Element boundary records
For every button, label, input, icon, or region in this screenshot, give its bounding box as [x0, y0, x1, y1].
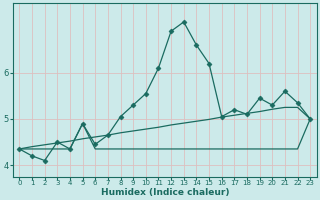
X-axis label: Humidex (Indice chaleur): Humidex (Indice chaleur) [100, 188, 229, 197]
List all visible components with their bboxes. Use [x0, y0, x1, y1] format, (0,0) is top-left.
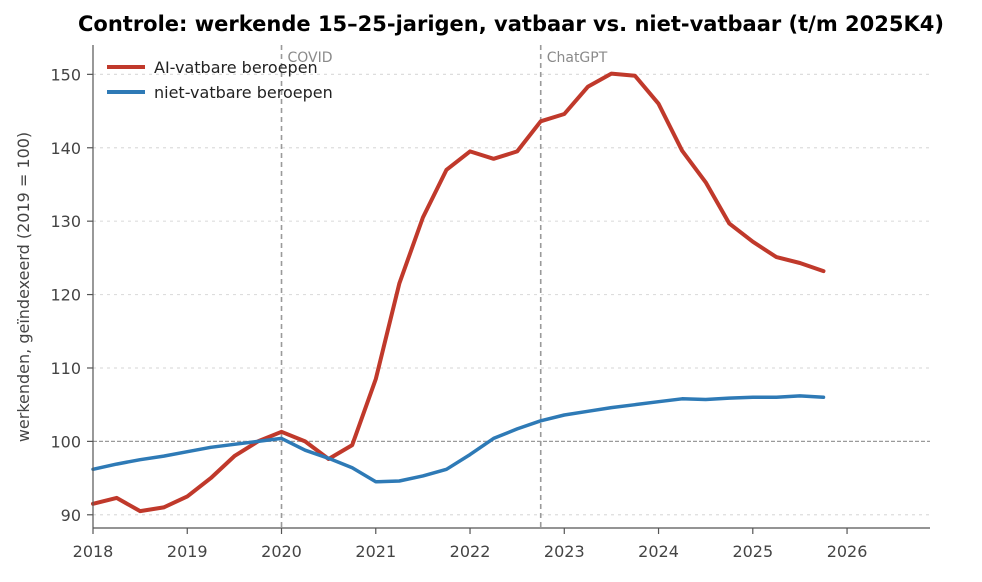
- x-tick-label: 2019: [167, 542, 208, 561]
- y-tick-label: 120: [50, 286, 81, 305]
- x-tick-label: 2025: [732, 542, 773, 561]
- legend-label: niet-vatbare beroepen: [154, 83, 333, 102]
- series-line: [91, 394, 826, 484]
- x-tick-label: 2023: [544, 542, 585, 561]
- grid: [93, 73, 930, 516]
- x-tick-label: 2018: [73, 542, 114, 561]
- axes: [92, 45, 930, 529]
- x-tick-label: 2026: [827, 542, 868, 561]
- chart-title: Controle: werkende 15–25-jarigen, vatbaa…: [78, 12, 944, 36]
- y-tick-label: 150: [50, 65, 81, 84]
- y-tick-label: 100: [50, 432, 81, 451]
- x-tick-label: 2024: [638, 542, 679, 561]
- x-tick-label: 2021: [355, 542, 396, 561]
- reference-lines: COVID ChatGPT: [93, 45, 930, 528]
- series-line: [91, 71, 826, 514]
- y-axis-label: werkenden, geïndexeerd (2019 = 100): [14, 132, 33, 442]
- legend: AI-vatbare beroepen niet-vatbare beroepen: [107, 58, 333, 102]
- x-tick-label: 2022: [450, 542, 491, 561]
- y-tick-label: 90: [61, 506, 81, 525]
- x-tick-label: 2020: [261, 542, 302, 561]
- y-tick-label: 140: [50, 139, 81, 158]
- tick-labels: 90 100 110 120 130 140 150 2018 2019 2020 2021 2022…: [50, 65, 867, 561]
- series-lines: [91, 71, 826, 514]
- y-tick-label: 110: [50, 359, 81, 378]
- y-tick-label: 130: [50, 212, 81, 231]
- event-label: ChatGPT: [547, 50, 608, 66]
- legend-label: AI-vatbare beroepen: [154, 58, 318, 77]
- event-label: COVID: [288, 50, 333, 66]
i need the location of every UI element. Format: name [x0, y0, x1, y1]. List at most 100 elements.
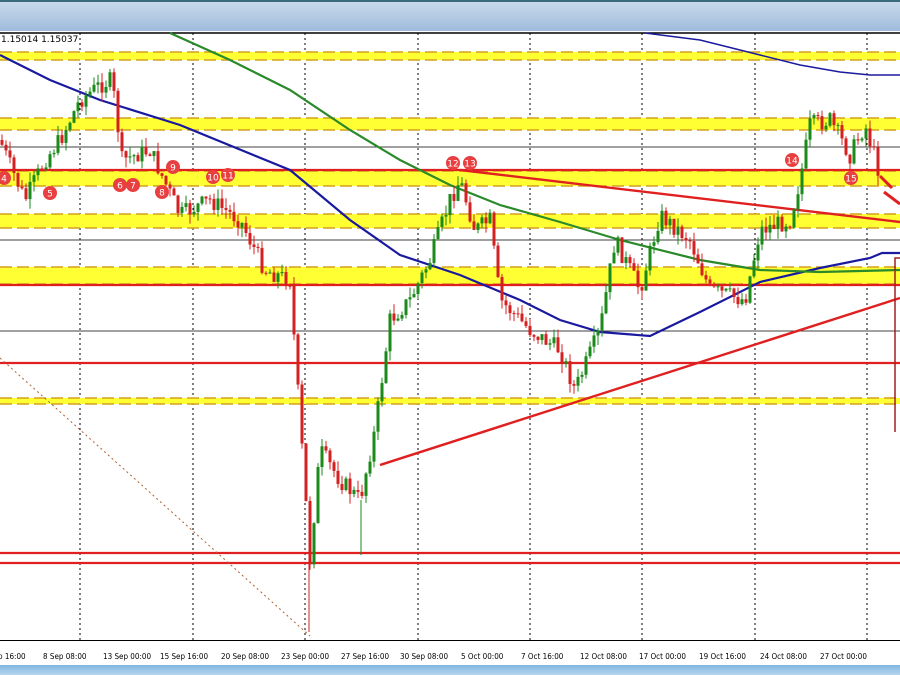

(Task instructions) Retype everything in the listing from the line containing "List all visible" down to the line containing "- x-tick-label: 2026: [827, 542, 868, 561]", with both of those lines included. Don't include the pictures in your answer.

(Task answer)
List all visible components with their bboxes. Use [x0, y0, x1, y1] format, (0,0) is top-left.
- x-tick-label: 2019: [167, 542, 208, 561]
- y-tick-label: 120: [50, 286, 81, 305]
- x-tick-label: 2025: [732, 542, 773, 561]
- legend-label: niet-vatbare beroepen: [154, 83, 333, 102]
- series-line: [91, 394, 826, 484]
- x-tick-label: 2023: [544, 542, 585, 561]
- grid: [93, 73, 930, 516]
- x-tick-label: 2018: [73, 542, 114, 561]
- axes: [92, 45, 930, 529]
- x-tick-label: 2026: [827, 542, 868, 561]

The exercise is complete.